_The problem:_ Only a number is required: how many lines of the material contain the word "mivady"?

_Provided data:_
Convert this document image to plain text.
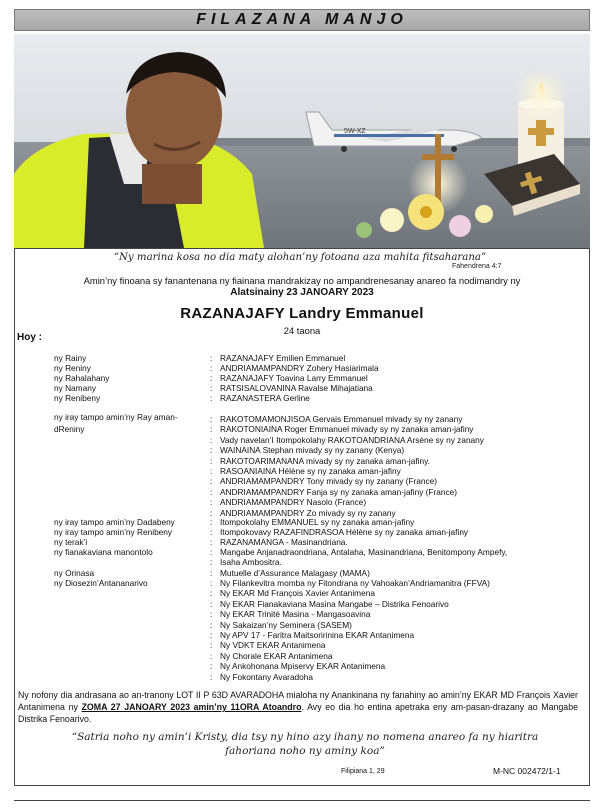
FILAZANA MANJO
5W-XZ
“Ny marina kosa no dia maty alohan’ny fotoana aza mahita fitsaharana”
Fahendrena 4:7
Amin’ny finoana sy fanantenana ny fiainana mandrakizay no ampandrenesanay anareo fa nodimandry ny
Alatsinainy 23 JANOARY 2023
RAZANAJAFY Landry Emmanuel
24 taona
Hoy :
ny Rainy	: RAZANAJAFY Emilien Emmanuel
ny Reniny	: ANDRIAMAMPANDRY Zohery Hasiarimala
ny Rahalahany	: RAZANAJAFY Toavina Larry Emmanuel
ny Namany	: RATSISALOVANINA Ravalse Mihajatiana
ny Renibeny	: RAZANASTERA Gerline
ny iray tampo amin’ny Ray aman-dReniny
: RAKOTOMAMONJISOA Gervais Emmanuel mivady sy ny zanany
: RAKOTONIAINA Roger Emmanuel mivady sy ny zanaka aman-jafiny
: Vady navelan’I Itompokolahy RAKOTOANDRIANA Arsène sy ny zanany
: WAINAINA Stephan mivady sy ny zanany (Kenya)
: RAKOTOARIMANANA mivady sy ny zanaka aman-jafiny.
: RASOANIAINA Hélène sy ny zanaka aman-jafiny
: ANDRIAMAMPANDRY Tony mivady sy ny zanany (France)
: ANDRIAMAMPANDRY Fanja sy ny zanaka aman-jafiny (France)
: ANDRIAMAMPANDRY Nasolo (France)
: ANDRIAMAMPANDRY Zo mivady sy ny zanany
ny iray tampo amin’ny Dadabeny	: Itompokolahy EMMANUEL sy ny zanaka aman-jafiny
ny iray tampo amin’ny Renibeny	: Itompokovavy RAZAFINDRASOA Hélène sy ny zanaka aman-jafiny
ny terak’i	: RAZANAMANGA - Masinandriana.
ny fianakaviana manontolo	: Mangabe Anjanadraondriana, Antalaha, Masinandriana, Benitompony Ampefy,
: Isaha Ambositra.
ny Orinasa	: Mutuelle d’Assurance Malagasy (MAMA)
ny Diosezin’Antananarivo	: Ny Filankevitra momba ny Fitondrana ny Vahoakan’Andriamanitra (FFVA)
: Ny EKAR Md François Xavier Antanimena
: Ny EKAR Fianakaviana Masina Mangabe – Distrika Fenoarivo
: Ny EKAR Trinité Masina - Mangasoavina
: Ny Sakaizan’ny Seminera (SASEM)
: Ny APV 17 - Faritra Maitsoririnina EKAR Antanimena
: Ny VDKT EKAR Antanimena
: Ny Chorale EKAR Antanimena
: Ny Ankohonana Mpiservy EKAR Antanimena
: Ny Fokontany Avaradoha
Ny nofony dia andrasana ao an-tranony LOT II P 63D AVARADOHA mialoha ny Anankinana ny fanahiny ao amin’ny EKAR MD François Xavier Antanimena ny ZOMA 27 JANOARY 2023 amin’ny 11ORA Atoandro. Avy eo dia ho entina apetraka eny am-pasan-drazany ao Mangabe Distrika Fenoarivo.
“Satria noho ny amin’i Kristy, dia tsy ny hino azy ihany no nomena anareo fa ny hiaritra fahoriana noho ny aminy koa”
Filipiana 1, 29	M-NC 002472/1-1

...

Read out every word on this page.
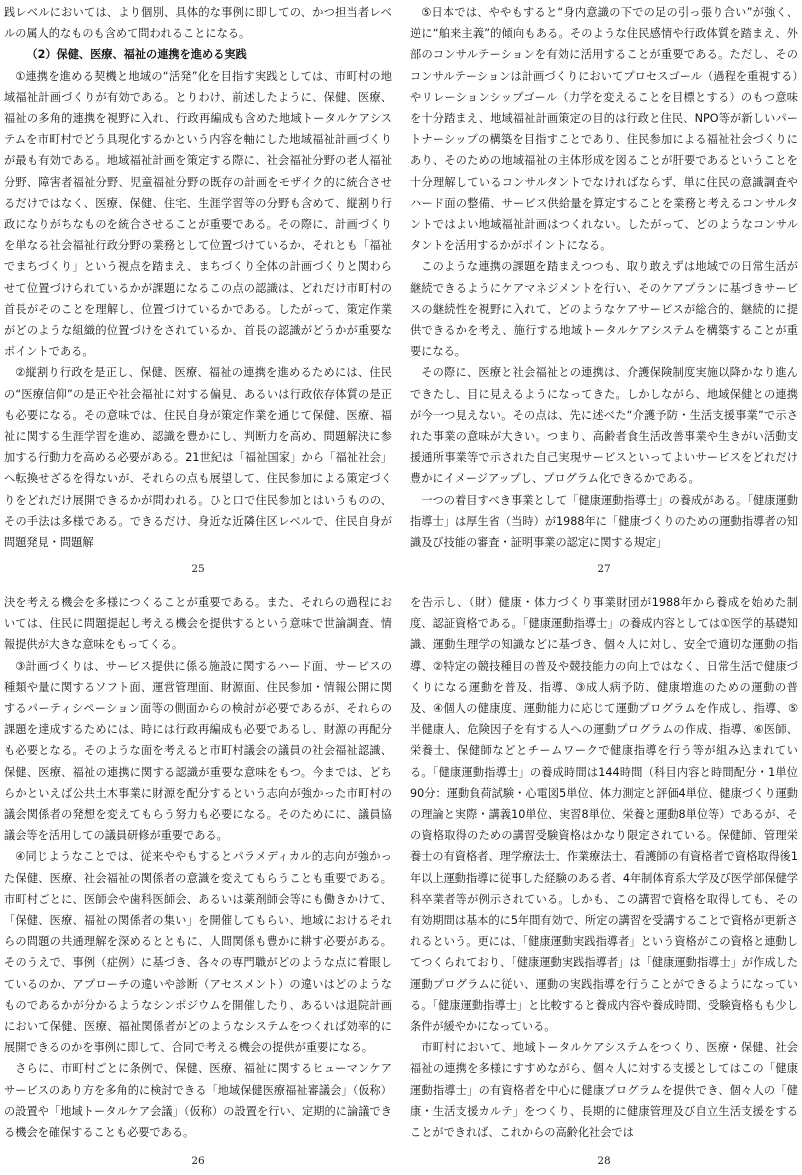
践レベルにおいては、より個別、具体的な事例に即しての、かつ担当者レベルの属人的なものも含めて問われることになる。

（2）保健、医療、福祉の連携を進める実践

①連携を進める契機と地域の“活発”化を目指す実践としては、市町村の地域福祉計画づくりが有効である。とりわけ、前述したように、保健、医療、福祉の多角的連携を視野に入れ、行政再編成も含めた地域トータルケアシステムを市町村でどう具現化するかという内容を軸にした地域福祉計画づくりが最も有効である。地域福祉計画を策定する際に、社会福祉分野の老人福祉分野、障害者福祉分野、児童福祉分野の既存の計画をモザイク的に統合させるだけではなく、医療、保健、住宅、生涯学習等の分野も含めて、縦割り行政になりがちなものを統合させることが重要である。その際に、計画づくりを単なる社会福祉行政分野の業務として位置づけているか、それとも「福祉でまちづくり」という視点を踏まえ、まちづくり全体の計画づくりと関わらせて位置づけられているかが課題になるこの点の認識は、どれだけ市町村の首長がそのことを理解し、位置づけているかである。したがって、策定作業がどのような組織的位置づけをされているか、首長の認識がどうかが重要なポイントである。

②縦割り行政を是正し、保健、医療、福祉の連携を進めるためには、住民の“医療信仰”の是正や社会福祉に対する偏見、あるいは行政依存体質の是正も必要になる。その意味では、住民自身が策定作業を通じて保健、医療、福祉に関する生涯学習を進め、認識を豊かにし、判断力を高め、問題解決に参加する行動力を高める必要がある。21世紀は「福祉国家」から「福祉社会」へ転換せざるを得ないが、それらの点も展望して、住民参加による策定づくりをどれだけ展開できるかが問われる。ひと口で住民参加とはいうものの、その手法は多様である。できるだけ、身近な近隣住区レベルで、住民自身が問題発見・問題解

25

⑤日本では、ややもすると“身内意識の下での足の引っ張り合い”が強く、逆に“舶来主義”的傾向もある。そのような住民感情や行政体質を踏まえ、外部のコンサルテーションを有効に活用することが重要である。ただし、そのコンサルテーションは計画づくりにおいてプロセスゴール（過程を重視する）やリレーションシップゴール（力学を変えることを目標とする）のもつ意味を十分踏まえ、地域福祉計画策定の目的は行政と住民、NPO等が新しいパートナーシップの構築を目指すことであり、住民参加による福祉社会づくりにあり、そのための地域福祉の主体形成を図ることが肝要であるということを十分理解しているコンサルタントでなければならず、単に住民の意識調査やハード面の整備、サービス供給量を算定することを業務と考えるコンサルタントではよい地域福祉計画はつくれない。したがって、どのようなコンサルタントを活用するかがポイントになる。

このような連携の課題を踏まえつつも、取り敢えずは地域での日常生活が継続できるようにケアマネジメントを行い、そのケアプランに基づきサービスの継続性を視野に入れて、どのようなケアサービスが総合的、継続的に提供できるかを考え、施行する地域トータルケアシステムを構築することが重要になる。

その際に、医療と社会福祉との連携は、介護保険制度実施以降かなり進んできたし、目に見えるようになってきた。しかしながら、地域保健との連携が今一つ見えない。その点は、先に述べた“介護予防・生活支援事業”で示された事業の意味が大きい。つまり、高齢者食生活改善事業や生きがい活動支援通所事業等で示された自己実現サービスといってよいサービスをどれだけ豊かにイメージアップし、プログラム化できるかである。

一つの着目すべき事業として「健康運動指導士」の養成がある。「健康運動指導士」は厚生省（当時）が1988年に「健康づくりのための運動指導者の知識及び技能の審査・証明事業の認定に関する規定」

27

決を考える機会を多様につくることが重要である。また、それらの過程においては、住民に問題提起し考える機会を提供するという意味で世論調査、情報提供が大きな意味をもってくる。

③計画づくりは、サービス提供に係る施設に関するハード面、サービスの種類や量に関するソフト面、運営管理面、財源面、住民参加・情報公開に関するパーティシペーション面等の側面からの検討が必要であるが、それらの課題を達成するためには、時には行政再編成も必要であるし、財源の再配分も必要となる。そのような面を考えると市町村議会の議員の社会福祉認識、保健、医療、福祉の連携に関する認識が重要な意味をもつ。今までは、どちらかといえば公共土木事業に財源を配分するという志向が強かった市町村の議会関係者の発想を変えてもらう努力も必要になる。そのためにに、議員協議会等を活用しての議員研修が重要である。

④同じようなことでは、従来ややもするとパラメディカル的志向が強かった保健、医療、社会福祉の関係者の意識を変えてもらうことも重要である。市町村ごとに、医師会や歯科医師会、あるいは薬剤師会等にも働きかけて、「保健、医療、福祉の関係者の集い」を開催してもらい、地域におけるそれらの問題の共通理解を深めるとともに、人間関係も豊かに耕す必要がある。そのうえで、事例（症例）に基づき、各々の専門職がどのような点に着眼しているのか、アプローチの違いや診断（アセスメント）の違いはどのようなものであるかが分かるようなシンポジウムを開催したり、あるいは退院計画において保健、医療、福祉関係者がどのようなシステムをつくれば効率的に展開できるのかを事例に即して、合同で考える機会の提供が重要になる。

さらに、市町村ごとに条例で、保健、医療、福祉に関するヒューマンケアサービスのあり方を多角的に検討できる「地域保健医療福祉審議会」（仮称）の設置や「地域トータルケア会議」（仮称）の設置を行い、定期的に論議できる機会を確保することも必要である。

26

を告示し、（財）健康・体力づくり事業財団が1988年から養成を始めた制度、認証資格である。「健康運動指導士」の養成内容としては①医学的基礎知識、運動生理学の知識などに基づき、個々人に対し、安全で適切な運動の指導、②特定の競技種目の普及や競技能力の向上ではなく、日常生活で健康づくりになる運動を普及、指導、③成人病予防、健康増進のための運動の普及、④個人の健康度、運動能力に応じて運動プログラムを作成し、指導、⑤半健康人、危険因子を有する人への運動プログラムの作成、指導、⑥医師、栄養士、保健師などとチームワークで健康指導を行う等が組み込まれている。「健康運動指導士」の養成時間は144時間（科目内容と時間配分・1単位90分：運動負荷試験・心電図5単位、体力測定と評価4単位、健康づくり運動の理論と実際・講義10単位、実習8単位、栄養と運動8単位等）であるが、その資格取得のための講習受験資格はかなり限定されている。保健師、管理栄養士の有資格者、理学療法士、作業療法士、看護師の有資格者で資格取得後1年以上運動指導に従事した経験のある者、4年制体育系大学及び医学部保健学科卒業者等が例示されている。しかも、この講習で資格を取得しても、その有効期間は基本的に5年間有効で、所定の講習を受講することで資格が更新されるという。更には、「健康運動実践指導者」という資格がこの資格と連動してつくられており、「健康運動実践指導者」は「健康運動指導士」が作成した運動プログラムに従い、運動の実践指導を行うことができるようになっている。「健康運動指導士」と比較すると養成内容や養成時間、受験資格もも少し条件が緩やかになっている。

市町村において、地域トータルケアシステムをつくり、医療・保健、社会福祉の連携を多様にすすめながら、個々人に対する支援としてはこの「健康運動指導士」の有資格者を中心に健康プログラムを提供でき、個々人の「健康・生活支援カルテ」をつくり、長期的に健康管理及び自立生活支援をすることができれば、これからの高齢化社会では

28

_Expected output:_ 6